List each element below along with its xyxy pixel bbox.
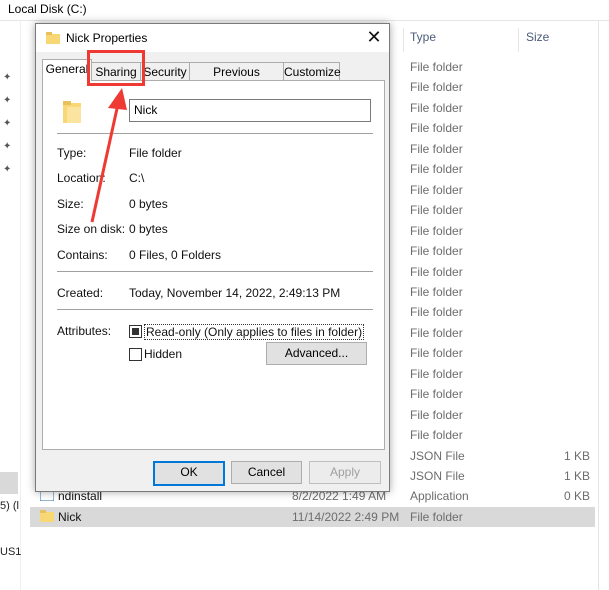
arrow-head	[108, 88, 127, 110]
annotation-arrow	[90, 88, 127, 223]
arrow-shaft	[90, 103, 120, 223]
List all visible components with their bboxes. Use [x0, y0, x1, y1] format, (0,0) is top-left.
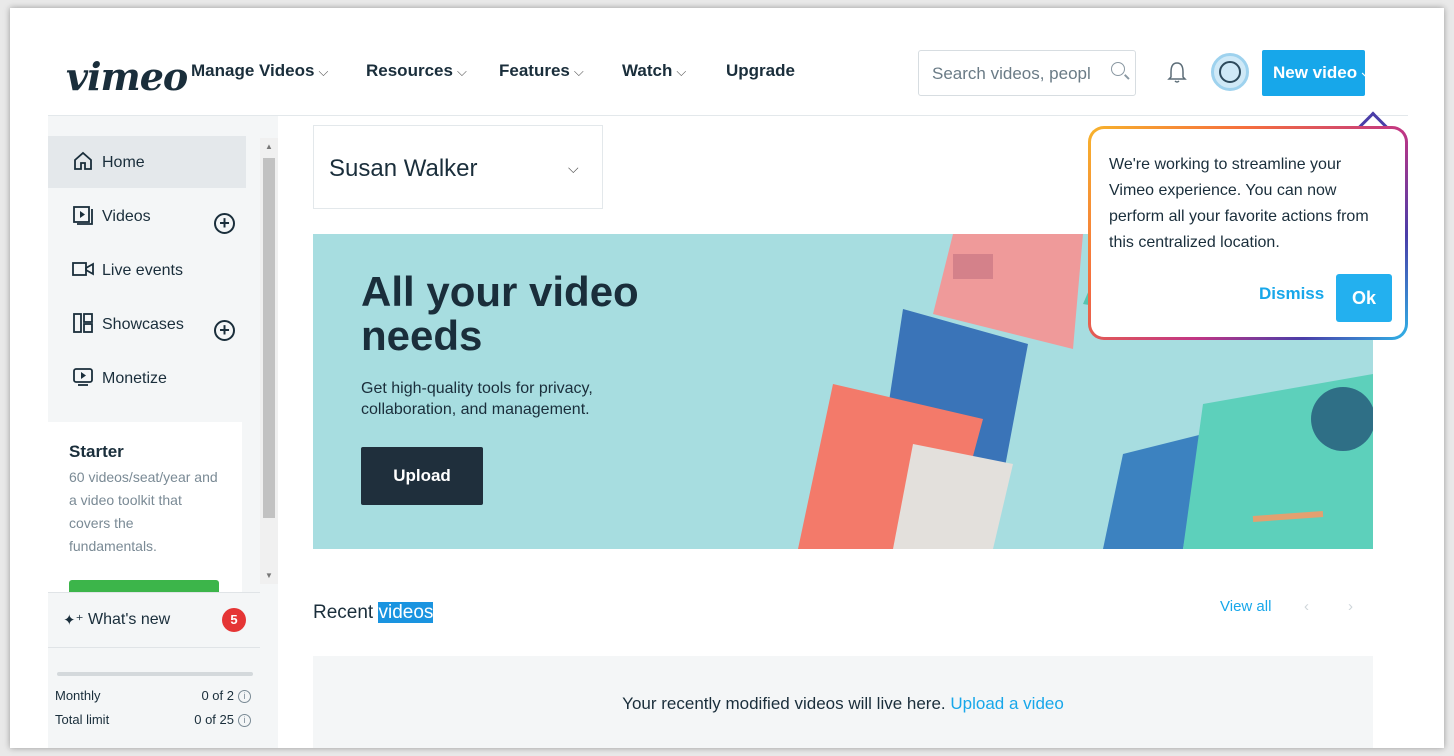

+-------+

Rewrite the lines above, changing "top-left" to "upper-left" and keeping everything else the same. Leave the pictures out.

*FULL OUTPUT:*
List each element below along with its xyxy pixel bbox.
arrow-head	[108, 88, 127, 110]
annotation-arrow	[90, 88, 127, 223]
arrow-shaft	[90, 103, 120, 223]
List all visible components with their bboxes. Use [x0, y0, x1, y1] format, (0,0) is upper-left.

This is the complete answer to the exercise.